## begin RECORDS FOR THIS EXERCISE

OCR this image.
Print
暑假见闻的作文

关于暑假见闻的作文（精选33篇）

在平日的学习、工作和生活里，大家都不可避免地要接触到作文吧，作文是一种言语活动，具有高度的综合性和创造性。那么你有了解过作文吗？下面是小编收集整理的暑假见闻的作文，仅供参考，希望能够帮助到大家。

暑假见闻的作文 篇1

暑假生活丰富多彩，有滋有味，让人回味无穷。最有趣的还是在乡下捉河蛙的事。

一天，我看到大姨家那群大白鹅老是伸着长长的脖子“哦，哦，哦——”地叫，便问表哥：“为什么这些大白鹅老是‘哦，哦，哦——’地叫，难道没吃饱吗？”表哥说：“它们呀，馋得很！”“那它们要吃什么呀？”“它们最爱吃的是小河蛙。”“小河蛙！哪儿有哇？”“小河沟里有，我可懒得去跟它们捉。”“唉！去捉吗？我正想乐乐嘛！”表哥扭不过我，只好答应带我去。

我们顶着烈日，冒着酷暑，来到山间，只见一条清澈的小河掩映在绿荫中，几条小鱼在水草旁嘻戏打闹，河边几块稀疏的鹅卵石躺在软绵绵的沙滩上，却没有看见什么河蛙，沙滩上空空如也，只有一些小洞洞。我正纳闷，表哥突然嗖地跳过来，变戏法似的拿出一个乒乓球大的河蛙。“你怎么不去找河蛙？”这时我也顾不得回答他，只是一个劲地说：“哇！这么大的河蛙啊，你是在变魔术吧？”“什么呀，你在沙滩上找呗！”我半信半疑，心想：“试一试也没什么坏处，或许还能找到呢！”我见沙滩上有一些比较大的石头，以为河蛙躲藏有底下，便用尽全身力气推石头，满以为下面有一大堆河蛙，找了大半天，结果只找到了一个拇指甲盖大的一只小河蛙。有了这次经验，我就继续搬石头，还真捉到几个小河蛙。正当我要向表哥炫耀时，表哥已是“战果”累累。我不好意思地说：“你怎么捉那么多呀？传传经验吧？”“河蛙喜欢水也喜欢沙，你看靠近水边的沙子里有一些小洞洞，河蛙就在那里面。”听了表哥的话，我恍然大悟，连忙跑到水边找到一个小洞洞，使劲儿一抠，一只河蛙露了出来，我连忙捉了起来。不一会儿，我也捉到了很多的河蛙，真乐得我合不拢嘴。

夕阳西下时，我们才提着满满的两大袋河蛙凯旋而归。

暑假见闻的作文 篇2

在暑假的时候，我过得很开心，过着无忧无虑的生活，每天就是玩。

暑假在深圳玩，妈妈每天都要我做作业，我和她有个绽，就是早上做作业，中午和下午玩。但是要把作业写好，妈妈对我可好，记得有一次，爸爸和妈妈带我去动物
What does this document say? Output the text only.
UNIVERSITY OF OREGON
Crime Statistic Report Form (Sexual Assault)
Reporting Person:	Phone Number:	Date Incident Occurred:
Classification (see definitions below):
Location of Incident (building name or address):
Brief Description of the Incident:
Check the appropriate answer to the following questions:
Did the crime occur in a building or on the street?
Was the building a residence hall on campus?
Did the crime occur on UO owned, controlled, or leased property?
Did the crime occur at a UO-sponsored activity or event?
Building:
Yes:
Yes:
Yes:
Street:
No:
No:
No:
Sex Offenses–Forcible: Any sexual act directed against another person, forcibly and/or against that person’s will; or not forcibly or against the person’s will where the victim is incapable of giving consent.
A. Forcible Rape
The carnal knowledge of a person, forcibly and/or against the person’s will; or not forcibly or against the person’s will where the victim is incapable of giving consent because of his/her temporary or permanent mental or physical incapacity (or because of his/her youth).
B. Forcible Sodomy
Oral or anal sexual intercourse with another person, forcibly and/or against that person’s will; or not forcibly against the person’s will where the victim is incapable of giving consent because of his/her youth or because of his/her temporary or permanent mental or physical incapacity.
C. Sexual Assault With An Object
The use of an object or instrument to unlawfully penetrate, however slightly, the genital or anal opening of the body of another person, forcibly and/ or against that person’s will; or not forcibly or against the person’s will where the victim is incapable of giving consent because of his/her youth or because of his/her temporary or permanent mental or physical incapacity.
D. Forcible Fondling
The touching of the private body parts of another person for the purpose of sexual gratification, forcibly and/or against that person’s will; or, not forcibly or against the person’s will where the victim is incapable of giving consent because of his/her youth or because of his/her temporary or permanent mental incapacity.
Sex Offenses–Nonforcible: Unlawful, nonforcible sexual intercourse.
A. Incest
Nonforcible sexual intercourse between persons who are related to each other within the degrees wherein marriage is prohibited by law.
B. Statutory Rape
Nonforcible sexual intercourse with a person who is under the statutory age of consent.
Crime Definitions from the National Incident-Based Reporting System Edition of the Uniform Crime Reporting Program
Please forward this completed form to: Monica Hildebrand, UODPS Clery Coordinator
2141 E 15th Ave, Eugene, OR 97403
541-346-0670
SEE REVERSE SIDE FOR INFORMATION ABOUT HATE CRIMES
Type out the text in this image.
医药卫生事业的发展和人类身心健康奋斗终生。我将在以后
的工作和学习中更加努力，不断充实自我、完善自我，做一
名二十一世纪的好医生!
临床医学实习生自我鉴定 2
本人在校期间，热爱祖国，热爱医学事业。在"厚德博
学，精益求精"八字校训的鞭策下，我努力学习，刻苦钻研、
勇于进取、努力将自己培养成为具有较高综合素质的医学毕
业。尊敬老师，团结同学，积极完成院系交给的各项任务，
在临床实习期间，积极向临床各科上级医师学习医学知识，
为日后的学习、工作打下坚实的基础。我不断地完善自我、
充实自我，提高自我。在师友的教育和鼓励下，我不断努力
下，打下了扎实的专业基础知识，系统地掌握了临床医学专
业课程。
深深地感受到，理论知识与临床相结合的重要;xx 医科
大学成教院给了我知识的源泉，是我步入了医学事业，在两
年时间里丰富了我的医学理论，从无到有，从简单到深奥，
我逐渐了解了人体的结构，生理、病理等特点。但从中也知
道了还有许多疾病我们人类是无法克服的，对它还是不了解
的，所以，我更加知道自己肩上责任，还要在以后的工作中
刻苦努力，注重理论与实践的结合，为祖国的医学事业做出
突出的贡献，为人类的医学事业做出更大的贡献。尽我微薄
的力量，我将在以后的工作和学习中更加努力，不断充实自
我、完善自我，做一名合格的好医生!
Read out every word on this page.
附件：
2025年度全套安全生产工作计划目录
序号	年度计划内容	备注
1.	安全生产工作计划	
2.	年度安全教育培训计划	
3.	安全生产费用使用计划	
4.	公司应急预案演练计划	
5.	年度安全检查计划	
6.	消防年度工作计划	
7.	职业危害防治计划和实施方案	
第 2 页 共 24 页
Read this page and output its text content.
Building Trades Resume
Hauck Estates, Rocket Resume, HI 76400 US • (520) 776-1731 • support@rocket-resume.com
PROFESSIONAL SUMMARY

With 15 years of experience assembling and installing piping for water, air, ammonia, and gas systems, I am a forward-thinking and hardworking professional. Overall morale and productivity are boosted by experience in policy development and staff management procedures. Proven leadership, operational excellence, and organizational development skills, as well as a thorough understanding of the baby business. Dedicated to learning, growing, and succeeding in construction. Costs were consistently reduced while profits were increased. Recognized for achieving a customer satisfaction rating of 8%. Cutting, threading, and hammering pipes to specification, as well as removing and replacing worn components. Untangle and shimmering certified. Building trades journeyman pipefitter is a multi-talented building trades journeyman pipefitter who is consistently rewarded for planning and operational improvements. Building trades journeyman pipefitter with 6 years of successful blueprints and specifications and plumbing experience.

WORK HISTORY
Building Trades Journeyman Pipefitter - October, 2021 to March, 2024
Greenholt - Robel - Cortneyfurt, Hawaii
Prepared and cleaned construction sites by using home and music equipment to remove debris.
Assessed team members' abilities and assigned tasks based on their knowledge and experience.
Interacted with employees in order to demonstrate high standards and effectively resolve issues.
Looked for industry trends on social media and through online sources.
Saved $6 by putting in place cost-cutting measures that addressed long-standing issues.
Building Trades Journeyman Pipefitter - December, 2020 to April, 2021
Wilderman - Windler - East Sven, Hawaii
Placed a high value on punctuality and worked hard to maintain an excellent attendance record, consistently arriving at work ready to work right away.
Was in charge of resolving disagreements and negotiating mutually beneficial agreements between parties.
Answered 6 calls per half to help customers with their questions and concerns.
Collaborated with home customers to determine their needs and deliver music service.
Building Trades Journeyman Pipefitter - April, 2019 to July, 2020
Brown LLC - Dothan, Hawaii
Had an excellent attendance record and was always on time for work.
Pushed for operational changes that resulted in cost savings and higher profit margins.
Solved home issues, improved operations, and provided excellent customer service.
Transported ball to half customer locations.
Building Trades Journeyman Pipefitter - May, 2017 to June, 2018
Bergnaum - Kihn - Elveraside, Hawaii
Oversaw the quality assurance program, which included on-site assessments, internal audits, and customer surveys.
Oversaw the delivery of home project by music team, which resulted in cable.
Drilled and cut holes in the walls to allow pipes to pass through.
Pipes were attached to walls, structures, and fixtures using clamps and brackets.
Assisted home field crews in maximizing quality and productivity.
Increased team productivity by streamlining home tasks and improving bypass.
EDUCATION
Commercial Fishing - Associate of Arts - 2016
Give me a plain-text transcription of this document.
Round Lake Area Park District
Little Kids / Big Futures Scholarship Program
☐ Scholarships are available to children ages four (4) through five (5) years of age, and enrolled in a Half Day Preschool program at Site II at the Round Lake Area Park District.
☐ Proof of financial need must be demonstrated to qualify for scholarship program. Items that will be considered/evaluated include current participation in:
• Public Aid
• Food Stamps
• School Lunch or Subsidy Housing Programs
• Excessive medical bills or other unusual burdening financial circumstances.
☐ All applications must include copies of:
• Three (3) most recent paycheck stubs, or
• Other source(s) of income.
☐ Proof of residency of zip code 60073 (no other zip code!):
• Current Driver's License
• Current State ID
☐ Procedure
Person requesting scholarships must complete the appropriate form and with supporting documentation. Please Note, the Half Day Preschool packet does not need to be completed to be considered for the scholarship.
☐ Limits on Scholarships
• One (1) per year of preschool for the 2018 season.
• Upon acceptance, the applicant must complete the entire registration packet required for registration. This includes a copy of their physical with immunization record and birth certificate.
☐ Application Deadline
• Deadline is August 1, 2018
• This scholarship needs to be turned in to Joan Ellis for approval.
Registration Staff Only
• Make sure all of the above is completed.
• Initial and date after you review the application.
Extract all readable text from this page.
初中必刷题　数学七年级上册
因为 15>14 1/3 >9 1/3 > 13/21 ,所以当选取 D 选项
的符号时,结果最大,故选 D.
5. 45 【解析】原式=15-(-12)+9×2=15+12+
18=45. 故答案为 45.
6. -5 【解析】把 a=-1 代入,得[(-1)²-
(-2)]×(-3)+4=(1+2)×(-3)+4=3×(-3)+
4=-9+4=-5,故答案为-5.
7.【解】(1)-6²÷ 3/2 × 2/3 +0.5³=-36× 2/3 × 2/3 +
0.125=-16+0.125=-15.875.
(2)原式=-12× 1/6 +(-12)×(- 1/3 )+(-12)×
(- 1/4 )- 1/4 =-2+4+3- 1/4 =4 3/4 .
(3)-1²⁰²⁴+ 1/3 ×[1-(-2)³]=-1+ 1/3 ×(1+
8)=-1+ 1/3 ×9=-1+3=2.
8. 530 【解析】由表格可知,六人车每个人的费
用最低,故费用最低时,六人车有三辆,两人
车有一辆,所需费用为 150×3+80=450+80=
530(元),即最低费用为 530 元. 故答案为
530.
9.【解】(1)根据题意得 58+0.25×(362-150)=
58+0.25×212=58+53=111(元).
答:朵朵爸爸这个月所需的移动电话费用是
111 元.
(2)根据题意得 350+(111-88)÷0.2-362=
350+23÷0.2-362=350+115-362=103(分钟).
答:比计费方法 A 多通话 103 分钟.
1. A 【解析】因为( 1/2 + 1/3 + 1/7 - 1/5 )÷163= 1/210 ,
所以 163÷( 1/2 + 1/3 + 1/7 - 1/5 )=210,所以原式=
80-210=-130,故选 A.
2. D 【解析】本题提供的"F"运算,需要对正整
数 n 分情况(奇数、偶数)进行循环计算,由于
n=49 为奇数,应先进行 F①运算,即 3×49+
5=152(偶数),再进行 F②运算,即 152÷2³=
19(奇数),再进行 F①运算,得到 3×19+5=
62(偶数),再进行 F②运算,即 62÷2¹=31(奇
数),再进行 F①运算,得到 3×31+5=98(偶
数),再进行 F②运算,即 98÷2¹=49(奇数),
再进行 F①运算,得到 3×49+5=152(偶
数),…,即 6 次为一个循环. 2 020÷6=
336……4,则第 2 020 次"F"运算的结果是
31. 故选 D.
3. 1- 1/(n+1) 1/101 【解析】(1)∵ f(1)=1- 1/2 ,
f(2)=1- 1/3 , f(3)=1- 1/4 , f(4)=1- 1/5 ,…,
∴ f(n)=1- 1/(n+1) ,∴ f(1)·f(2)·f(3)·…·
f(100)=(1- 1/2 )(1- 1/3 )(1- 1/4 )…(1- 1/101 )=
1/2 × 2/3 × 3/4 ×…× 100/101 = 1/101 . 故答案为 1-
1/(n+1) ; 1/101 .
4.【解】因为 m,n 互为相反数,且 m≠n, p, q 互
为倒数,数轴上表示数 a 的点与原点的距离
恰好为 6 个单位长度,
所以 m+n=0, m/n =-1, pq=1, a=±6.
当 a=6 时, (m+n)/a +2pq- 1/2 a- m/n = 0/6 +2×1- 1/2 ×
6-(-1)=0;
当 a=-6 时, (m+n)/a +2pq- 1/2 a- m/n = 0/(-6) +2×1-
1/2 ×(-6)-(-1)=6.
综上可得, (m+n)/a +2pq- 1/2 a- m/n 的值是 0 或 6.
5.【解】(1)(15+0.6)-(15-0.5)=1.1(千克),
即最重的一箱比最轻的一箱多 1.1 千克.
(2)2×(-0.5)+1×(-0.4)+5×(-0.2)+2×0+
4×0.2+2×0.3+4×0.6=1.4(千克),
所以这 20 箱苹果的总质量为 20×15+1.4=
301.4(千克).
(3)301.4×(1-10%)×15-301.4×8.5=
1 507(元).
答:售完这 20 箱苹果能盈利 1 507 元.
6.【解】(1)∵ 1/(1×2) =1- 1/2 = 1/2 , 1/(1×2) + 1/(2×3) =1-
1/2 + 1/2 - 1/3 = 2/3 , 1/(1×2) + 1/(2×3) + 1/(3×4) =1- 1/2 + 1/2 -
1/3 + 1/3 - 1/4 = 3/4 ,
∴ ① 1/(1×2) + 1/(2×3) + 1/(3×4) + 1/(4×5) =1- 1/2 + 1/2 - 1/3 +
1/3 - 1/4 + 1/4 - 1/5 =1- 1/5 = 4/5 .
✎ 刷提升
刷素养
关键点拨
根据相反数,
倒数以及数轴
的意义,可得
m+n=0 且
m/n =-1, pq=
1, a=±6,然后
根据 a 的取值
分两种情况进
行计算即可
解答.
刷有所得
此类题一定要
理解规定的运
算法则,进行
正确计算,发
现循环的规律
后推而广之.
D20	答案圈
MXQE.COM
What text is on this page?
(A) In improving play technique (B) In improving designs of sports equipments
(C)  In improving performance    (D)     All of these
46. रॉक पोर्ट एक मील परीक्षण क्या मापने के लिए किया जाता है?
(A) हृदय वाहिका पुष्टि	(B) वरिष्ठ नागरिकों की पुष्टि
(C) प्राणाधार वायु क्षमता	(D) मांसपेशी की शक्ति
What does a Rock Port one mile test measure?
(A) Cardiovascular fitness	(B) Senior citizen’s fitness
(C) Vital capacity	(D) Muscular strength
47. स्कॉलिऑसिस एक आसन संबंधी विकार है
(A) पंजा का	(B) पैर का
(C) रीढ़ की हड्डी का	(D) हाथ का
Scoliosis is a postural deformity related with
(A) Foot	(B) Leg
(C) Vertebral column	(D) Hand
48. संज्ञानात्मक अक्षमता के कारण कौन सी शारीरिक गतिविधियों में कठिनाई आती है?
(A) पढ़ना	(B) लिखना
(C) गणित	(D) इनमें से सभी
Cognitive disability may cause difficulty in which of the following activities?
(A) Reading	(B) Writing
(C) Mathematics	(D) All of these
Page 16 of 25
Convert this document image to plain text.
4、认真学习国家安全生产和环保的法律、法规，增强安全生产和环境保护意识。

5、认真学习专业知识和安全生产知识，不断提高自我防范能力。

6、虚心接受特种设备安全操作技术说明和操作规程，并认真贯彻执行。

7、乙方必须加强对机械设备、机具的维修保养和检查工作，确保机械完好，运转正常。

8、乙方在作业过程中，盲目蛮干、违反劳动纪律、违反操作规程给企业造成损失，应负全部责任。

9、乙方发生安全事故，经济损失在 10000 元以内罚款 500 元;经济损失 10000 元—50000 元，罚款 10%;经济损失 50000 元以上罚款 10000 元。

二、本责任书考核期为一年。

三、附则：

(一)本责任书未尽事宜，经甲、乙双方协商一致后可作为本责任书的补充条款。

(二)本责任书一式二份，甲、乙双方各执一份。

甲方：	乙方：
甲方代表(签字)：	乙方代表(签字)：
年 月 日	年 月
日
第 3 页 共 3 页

## end RECORDS FOR THIS EXERCISE

(PROBLEM STATEMENT):
Where a line above holds the string "Deadline", show that line.

(FULL ANSWER):
☐ Application Deadline
• Deadline is August 1, 2018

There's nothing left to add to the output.